According to the study results, the interventions affected the plaque index, OHI-S, and CPI. Several studies conducted in different societies have shown the effectiveness of oral health education in reducing dental plaque and improving oral health in students [38,39,40]. Studies show that brushing and flossing are simple and effective ways to control dental plaque and improve oral health [41]. Therefore, plaque reduction and improved oral health are expected to result from an increase in the health behaviors of brushing and flossing.

However, the change in the level of CPI of the participants in the intervention group was not at the favorable and expected level, while gingival bleeding decreased in the students in the intervention group, and there was no change in the calculus index in the mentioned group. In several studies, no improvement in the gingival index of the participants was observed after educational interventions [42, 43]. Low gum health improvement may be affected by the normal age of puberty and the transition from the mixed dentition to the permanent dentition [42]. In addition, while short-term educational programs improved oral health, they had little impact effect on improving gum status. On the other hand, there may have been no improvement in the gum status in the intervention group before and after the intervention because the students’ gums were healthy at the beginning of the study.

===============

Problems to solve:
1. Reproduce the oral health passage from "However, the change" up to and including "of the study.".
2. According to the oral health passage, what two factors may affect the low improvement in gum health?

===============

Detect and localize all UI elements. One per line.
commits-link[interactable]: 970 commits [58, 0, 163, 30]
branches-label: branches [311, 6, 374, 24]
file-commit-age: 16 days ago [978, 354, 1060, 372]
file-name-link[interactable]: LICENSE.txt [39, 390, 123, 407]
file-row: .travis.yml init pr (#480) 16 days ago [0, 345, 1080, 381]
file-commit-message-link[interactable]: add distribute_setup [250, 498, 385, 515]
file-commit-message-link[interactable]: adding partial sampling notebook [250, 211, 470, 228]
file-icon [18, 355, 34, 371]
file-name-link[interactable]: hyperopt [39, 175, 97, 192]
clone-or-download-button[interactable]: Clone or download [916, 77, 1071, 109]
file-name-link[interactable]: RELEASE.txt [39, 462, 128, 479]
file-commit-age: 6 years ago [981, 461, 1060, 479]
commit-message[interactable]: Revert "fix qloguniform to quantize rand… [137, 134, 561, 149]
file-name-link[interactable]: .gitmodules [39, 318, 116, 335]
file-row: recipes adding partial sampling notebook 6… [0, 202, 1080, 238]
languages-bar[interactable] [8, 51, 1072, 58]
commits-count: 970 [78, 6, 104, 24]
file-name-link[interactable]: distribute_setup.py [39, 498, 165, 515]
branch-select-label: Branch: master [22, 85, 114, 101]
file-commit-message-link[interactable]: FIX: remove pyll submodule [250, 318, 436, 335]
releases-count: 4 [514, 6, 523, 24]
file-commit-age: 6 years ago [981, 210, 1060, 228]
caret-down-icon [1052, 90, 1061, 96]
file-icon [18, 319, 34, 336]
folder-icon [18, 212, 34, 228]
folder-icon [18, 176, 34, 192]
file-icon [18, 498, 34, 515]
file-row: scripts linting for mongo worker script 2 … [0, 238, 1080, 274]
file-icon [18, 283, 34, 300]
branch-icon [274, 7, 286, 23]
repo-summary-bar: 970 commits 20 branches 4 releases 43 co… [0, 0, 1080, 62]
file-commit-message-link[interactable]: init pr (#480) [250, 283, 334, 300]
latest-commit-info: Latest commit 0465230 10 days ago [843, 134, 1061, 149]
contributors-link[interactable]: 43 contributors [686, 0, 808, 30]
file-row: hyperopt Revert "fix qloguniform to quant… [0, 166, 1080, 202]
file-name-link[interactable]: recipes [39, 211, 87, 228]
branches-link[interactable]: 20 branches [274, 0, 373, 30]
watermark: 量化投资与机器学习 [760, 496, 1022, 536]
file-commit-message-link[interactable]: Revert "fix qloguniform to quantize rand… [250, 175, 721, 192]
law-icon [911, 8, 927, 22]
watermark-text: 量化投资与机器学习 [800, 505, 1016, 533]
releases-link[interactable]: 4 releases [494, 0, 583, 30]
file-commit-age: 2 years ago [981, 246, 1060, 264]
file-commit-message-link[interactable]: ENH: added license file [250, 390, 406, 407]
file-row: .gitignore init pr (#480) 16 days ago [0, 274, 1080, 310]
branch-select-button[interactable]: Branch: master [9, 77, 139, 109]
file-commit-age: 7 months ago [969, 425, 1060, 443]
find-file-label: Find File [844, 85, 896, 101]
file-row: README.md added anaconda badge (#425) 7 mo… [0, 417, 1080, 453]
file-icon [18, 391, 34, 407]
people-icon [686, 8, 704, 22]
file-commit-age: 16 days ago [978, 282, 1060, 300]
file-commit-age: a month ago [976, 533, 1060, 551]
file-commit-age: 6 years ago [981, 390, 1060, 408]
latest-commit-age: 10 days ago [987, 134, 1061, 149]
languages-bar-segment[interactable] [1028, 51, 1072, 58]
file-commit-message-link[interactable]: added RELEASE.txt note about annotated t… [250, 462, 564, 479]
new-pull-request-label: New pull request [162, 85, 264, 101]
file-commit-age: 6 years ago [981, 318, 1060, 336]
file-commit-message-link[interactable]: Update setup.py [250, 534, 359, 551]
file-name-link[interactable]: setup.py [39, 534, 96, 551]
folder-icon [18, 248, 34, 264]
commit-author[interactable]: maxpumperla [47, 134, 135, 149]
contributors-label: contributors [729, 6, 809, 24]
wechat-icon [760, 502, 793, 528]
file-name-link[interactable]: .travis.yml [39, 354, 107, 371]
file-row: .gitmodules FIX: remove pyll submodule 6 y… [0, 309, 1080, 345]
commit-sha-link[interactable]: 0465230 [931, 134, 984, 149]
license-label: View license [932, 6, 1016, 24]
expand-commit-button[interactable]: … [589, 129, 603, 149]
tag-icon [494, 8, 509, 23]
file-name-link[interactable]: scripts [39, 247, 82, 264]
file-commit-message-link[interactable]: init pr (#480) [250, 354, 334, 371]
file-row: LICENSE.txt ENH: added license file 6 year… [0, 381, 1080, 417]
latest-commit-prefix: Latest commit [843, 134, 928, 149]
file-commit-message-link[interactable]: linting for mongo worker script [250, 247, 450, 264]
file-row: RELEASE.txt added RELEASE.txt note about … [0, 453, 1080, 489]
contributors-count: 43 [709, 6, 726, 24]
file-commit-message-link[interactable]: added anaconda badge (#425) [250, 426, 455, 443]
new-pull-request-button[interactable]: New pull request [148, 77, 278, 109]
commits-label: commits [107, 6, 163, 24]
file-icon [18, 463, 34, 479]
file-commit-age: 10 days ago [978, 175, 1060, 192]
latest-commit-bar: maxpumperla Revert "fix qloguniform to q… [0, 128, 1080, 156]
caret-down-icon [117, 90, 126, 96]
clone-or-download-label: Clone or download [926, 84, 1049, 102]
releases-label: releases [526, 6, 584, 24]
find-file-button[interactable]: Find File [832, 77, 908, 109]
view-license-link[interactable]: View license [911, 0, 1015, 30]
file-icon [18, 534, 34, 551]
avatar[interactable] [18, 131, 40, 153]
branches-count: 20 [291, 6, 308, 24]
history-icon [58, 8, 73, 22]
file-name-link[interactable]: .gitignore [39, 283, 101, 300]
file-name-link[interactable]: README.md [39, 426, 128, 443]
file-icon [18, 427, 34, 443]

===============

Responses by item number:
1.
However, the change in the level of CPI of the participants in the intervention group was not at the favorable and expected level, while gingival bleeding decreased in the students in the intervention group, and there was no change in the calculus index in the mentioned group. In several studies, no improvement in the gingival index of the participants was observed after educational interventions [42, 43]. Low gum health improvement may be affected by the normal age of puberty and the transition from the mixed dentition to the permanent dentition [42]. In addition, while short-term educational programs improved oral health, they had little impact effect on improving gum status. On the other hand, there may have been no improvement in the gum status in the intervention group before and after the intervention because the students’ gums were healthy at the beginning of the study.

2. The normal age of puberty and the transition from the mixed dentition to the permanent dentition.